>> BEGIN STORED RECORDS

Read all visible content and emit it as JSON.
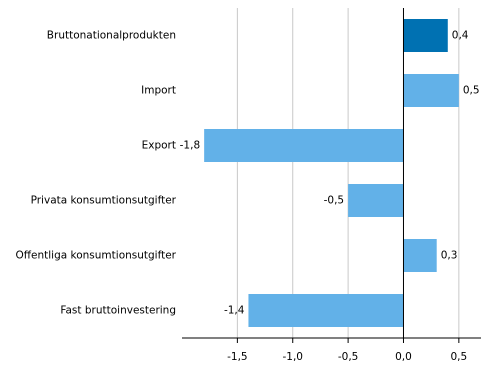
{
  "chart_data": {
    "type": "hbar",
    "categories": [
      "Bruttonationalprodukten",
      "Import",
      "Export",
      "Privata konsumtionsutgifter",
      "Offentliga konsumtionsutgifter",
      "Fast bruttoinvestering"
    ],
    "values": [
      0.4,
      0.5,
      -1.8,
      -0.5,
      0.3,
      -1.4
    ],
    "value_labels": [
      "0,4",
      "0,5",
      "-1,8",
      "-0,5",
      "0,3",
      "-1,4"
    ],
    "colors": [
      "#0071b2",
      "#62b1e8",
      "#62b1e8",
      "#62b1e8",
      "#62b1e8",
      "#62b1e8"
    ],
    "xlim": [
      -2.0,
      0.7
    ],
    "xticks": [
      {
        "value": -1.5,
        "label": "-1,5"
      },
      {
        "value": -1.0,
        "label": "-1,0"
      },
      {
        "value": -0.5,
        "label": "-0,5"
      },
      {
        "value": 0.0,
        "label": "0,0"
      },
      {
        "value": 0.5,
        "label": "0,5"
      }
    ],
    "grid": true
  }
}
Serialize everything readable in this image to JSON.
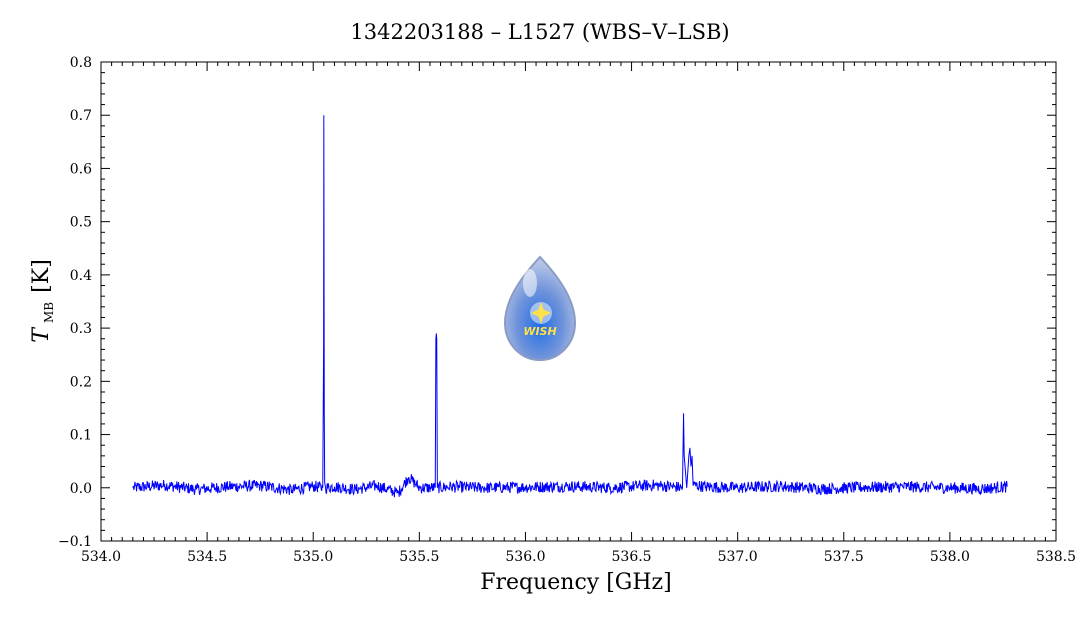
{
  "colors": {
    "series": "#0000ff",
    "axes": "#000000",
    "logo_drop": "#9fb4e6"
  },
  "logo": {
    "text": "WISH",
    "icon": "water-drop-star-logo"
  },
  "chart_data": {
    "type": "line",
    "title": "1342203188 – L1527 (WBS–V–LSB)",
    "xlabel": "Frequency [GHz]",
    "ylabel_main": "T",
    "ylabel_sub": "MB",
    "ylabel_unit": "[K]",
    "xlim": [
      534.0,
      538.5
    ],
    "ylim": [
      -0.1,
      0.8
    ],
    "xticks": [
      "534.0",
      "534.5",
      "535.0",
      "535.5",
      "536.0",
      "536.5",
      "537.0",
      "537.5",
      "538.0",
      "538.5"
    ],
    "yticks": [
      "−0.1",
      "0.0",
      "0.1",
      "0.2",
      "0.3",
      "0.4",
      "0.5",
      "0.6",
      "0.7",
      "0.8"
    ],
    "grid": false,
    "legend": "none",
    "series": [
      {
        "x": [
          534.15,
          534.3,
          534.45,
          534.6,
          534.75,
          534.9,
          535.0,
          535.045,
          535.049,
          535.05,
          535.052,
          535.054,
          535.058,
          535.1,
          535.2,
          535.3,
          535.4,
          535.45,
          535.5,
          535.575,
          535.578,
          535.58,
          535.582,
          535.585,
          535.65,
          535.8,
          536.0,
          536.2,
          536.4,
          536.6,
          536.7,
          536.74,
          536.745,
          536.748,
          536.76,
          536.77,
          536.775,
          536.78,
          536.785,
          536.79,
          536.85,
          537.0,
          537.2,
          537.4,
          537.6,
          537.8,
          538.0,
          538.15,
          538.27
        ],
        "y": [
          0.0,
          0.005,
          -0.003,
          0.002,
          0.004,
          -0.004,
          0.003,
          0.0,
          0.27,
          0.7,
          0.14,
          0.01,
          0.0,
          0.002,
          -0.003,
          0.004,
          -0.01,
          0.02,
          0.0,
          0.0,
          0.28,
          0.29,
          0.28,
          0.0,
          0.002,
          0.0,
          0.001,
          0.003,
          0.0,
          0.005,
          0.002,
          0.0,
          0.14,
          0.06,
          0.0,
          0.06,
          0.075,
          0.04,
          0.06,
          0.005,
          0.002,
          0.0,
          0.003,
          -0.002,
          0.001,
          0.002,
          0.0,
          -0.002,
          0.002
        ]
      }
    ]
  }
}
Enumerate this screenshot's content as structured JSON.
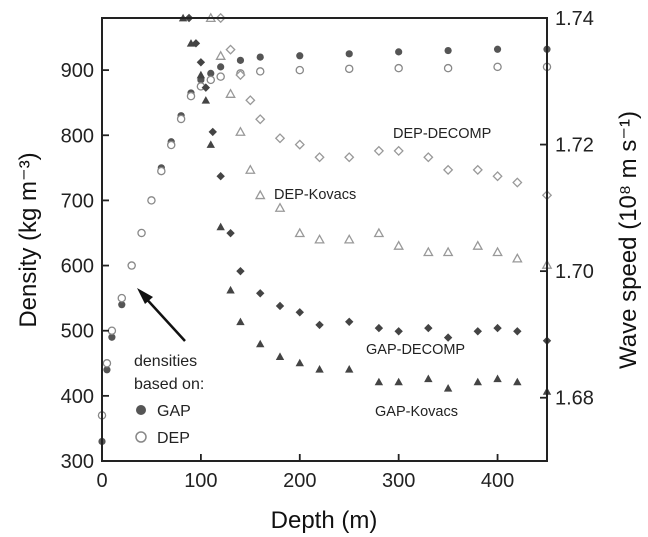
{
  "chart_data": {
    "type": "scatter",
    "xlabel": "Depth (m)",
    "ylabel_left": "Density (kg m⁻³)",
    "ylabel_right": "Wave speed (10⁸ m s⁻¹)",
    "xlim": [
      0,
      450
    ],
    "ylim_left": [
      300,
      980
    ],
    "ylim_right": [
      1.67,
      1.74
    ],
    "x_ticks": [
      0,
      100,
      200,
      300,
      400
    ],
    "y_ticks_left": [
      300,
      400,
      500,
      600,
      700,
      800,
      900
    ],
    "y_ticks_right": [
      1.68,
      1.7,
      1.72,
      1.74
    ],
    "grid": false,
    "legend": {
      "title_lines": [
        "densities",
        "based on:"
      ],
      "items": [
        {
          "label": "GAP",
          "marker": "filled-circle"
        },
        {
          "label": "DEP",
          "marker": "open-circle"
        }
      ]
    },
    "series": [
      {
        "name": "GAP",
        "axis": "left",
        "marker": "filled-circle",
        "color": "#555555",
        "x": [
          0,
          5,
          10,
          20,
          30,
          40,
          50,
          60,
          70,
          80,
          90,
          100,
          110,
          120,
          140,
          160,
          200,
          250,
          300,
          350,
          400,
          450
        ],
        "y": [
          330,
          440,
          490,
          540,
          600,
          650,
          700,
          750,
          790,
          830,
          865,
          885,
          895,
          905,
          915,
          920,
          922,
          925,
          928,
          930,
          932,
          932
        ]
      },
      {
        "name": "DEP",
        "axis": "left",
        "marker": "open-circle",
        "color": "#888888",
        "x": [
          0,
          5,
          10,
          20,
          30,
          40,
          50,
          60,
          70,
          80,
          90,
          100,
          110,
          120,
          140,
          160,
          200,
          250,
          300,
          350,
          400,
          450
        ],
        "y": [
          370,
          450,
          500,
          550,
          600,
          650,
          700,
          745,
          785,
          825,
          860,
          875,
          885,
          890,
          895,
          898,
          900,
          902,
          903,
          903,
          905,
          905
        ]
      },
      {
        "name": "GAP-Kovacs",
        "axis": "right",
        "marker": "filled-triangle",
        "color": "#444444",
        "x": [
          82,
          90,
          100,
          105,
          110,
          120,
          130,
          140,
          160,
          180,
          200,
          220,
          250,
          280,
          300,
          330,
          350,
          380,
          400,
          420,
          450
        ],
        "y": [
          1.74,
          1.736,
          1.731,
          1.727,
          1.72,
          1.707,
          1.697,
          1.692,
          1.6885,
          1.6865,
          1.6855,
          1.6845,
          1.6845,
          1.6825,
          1.6825,
          1.683,
          1.6815,
          1.6825,
          1.683,
          1.6825,
          1.681
        ]
      },
      {
        "name": "GAP-DECOMP",
        "axis": "right",
        "marker": "filled-diamond",
        "color": "#444444",
        "x": [
          88,
          95,
          100,
          105,
          112,
          120,
          130,
          140,
          160,
          180,
          200,
          220,
          250,
          280,
          300,
          330,
          350,
          380,
          400,
          420,
          450
        ],
        "y": [
          1.74,
          1.736,
          1.733,
          1.729,
          1.722,
          1.715,
          1.706,
          1.7,
          1.6965,
          1.6945,
          1.6935,
          1.6915,
          1.692,
          1.691,
          1.6905,
          1.691,
          1.6895,
          1.6905,
          1.691,
          1.6905,
          1.689
        ]
      },
      {
        "name": "DEP-Kovacs",
        "axis": "right",
        "marker": "open-triangle",
        "color": "#999999",
        "x": [
          110,
          120,
          130,
          140,
          150,
          160,
          180,
          200,
          220,
          250,
          280,
          300,
          330,
          350,
          380,
          400,
          420,
          450
        ],
        "y": [
          1.74,
          1.734,
          1.728,
          1.722,
          1.716,
          1.712,
          1.71,
          1.706,
          1.705,
          1.705,
          1.706,
          1.704,
          1.703,
          1.703,
          1.704,
          1.703,
          1.702,
          1.701
        ]
      },
      {
        "name": "DEP-DECOMP",
        "axis": "right",
        "marker": "open-diamond",
        "color": "#999999",
        "x": [
          120,
          130,
          140,
          150,
          160,
          180,
          200,
          220,
          250,
          280,
          300,
          330,
          350,
          380,
          400,
          420,
          450
        ],
        "y": [
          1.74,
          1.735,
          1.731,
          1.727,
          1.724,
          1.721,
          1.72,
          1.718,
          1.718,
          1.719,
          1.719,
          1.718,
          1.716,
          1.716,
          1.715,
          1.714,
          1.712
        ]
      }
    ],
    "annotations": [
      {
        "text": "DEP-DECOMP",
        "series": "DEP-DECOMP"
      },
      {
        "text": "DEP-Kovacs",
        "series": "DEP-Kovacs"
      },
      {
        "text": "GAP-DECOMP",
        "series": "GAP-DECOMP"
      },
      {
        "text": "GAP-Kovacs",
        "series": "GAP-Kovacs"
      }
    ]
  }
}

>> END STORED RECORDS

## YOUR GOAL
Return all lines with the word "diamond" in them.

## CORRECT RESPONSE
        "marker": "filled-diamond",
        "marker": "open-diamond",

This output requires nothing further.